--- Given information ---
****
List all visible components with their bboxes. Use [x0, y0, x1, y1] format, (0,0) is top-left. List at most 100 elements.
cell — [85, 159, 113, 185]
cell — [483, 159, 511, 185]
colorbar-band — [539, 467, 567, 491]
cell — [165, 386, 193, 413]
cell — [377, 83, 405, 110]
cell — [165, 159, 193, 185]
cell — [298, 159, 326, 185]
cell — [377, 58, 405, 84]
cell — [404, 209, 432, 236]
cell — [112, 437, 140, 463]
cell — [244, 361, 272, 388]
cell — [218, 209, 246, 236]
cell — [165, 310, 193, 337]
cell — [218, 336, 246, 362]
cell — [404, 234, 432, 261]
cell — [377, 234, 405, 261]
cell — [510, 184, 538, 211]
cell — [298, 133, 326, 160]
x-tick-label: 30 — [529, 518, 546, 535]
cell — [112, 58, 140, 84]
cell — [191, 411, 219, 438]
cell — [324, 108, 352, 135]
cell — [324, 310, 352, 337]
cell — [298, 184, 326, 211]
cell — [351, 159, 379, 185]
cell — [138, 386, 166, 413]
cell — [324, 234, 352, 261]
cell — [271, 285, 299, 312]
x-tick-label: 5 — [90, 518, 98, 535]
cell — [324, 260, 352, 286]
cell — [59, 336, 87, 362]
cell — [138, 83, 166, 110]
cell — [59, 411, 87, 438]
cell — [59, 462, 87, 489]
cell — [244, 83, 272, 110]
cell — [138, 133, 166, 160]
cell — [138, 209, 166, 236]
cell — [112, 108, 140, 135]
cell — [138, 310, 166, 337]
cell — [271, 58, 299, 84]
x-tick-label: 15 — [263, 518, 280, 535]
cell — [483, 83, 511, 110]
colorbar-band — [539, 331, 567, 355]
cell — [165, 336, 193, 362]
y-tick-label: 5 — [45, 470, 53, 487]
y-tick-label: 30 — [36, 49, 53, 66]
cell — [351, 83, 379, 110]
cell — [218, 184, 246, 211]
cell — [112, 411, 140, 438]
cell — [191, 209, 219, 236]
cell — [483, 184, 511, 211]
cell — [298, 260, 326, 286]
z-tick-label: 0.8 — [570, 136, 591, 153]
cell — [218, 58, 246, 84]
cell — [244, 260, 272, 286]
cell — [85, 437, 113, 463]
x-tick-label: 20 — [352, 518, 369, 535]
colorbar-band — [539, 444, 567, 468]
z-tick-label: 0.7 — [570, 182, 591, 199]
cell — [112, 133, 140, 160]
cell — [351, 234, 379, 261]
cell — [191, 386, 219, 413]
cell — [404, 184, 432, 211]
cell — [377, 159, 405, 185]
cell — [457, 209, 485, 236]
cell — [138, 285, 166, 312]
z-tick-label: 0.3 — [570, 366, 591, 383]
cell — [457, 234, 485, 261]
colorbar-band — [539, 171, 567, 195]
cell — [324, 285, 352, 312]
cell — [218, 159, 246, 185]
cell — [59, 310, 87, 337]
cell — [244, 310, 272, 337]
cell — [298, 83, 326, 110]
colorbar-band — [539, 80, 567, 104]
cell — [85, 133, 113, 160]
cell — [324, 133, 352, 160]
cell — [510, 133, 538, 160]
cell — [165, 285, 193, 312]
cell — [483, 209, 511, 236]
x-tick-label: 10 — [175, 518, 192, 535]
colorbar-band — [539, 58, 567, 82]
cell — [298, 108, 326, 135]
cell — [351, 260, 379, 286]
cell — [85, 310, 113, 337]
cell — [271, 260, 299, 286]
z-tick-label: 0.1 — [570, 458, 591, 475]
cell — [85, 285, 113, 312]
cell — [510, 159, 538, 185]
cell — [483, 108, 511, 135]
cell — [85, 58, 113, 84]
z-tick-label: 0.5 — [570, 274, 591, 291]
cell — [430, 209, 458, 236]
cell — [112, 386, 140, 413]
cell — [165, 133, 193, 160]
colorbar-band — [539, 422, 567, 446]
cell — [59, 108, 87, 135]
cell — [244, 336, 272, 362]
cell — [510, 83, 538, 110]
****
--- What the task asks ---
Reproduce the material above word for word, keeping every line unchanged and in the same order.

--- Task answer ---
List all visible components with their bboxes. Use [x0, y0, x1, y1] format, (0,0) is top-left. List at most 100 elements.
cell — [85, 159, 113, 185]
cell — [483, 159, 511, 185]
colorbar-band — [539, 467, 567, 491]
cell — [165, 386, 193, 413]
cell — [377, 83, 405, 110]
cell — [165, 159, 193, 185]
cell — [298, 159, 326, 185]
cell — [377, 58, 405, 84]
cell — [404, 209, 432, 236]
cell — [112, 437, 140, 463]
cell — [244, 361, 272, 388]
cell — [218, 209, 246, 236]
cell — [165, 310, 193, 337]
cell — [218, 336, 246, 362]
cell — [404, 234, 432, 261]
cell — [377, 234, 405, 261]
cell — [510, 184, 538, 211]
cell — [298, 133, 326, 160]
x-tick-label: 30 — [529, 518, 546, 535]
cell — [112, 58, 140, 84]
cell — [191, 411, 219, 438]
cell — [324, 108, 352, 135]
cell — [324, 310, 352, 337]
cell — [298, 184, 326, 211]
cell — [351, 159, 379, 185]
cell — [138, 386, 166, 413]
cell — [324, 234, 352, 261]
cell — [271, 285, 299, 312]
x-tick-label: 5 — [90, 518, 98, 535]
cell — [324, 260, 352, 286]
cell — [59, 336, 87, 362]
cell — [138, 83, 166, 110]
cell — [59, 411, 87, 438]
cell — [59, 462, 87, 489]
cell — [244, 83, 272, 110]
cell — [138, 133, 166, 160]
cell — [138, 209, 166, 236]
cell — [112, 108, 140, 135]
cell — [138, 310, 166, 337]
cell — [271, 58, 299, 84]
x-tick-label: 15 — [263, 518, 280, 535]
cell — [483, 83, 511, 110]
colorbar-band — [539, 331, 567, 355]
cell — [165, 336, 193, 362]
y-tick-label: 5 — [45, 470, 53, 487]
y-tick-label: 30 — [36, 49, 53, 66]
cell — [351, 83, 379, 110]
cell — [218, 184, 246, 211]
cell — [112, 411, 140, 438]
cell — [191, 209, 219, 236]
cell — [483, 184, 511, 211]
cell — [298, 260, 326, 286]
z-tick-label: 0.8 — [570, 136, 591, 153]
cell — [218, 58, 246, 84]
cell — [244, 260, 272, 286]
cell — [85, 437, 113, 463]
x-tick-label: 20 — [352, 518, 369, 535]
colorbar-band — [539, 444, 567, 468]
z-tick-label: 0.7 — [570, 182, 591, 199]
cell — [112, 133, 140, 160]
cell — [351, 234, 379, 261]
cell — [191, 386, 219, 413]
cell — [404, 184, 432, 211]
cell — [377, 159, 405, 185]
cell — [457, 209, 485, 236]
cell — [138, 285, 166, 312]
z-tick-label: 0.3 — [570, 366, 591, 383]
cell — [457, 234, 485, 261]
colorbar-band — [539, 171, 567, 195]
cell — [324, 285, 352, 312]
cell — [218, 159, 246, 185]
cell — [59, 310, 87, 337]
cell — [244, 310, 272, 337]
cell — [298, 83, 326, 110]
colorbar-band — [539, 80, 567, 104]
cell — [85, 133, 113, 160]
cell — [324, 133, 352, 160]
cell — [510, 133, 538, 160]
cell — [165, 285, 193, 312]
cell — [483, 209, 511, 236]
x-tick-label: 10 — [175, 518, 192, 535]
colorbar-band — [539, 58, 567, 82]
cell — [298, 108, 326, 135]
cell — [351, 260, 379, 286]
cell — [85, 310, 113, 337]
cell — [271, 260, 299, 286]
z-tick-label: 0.1 — [570, 458, 591, 475]
cell — [85, 285, 113, 312]
cell — [510, 159, 538, 185]
cell — [483, 108, 511, 135]
cell — [85, 58, 113, 84]
z-tick-label: 0.5 — [570, 274, 591, 291]
cell — [430, 209, 458, 236]
cell — [112, 386, 140, 413]
cell — [165, 133, 193, 160]
colorbar-band — [539, 422, 567, 446]
cell — [59, 108, 87, 135]
cell — [244, 336, 272, 362]
cell — [510, 83, 538, 110]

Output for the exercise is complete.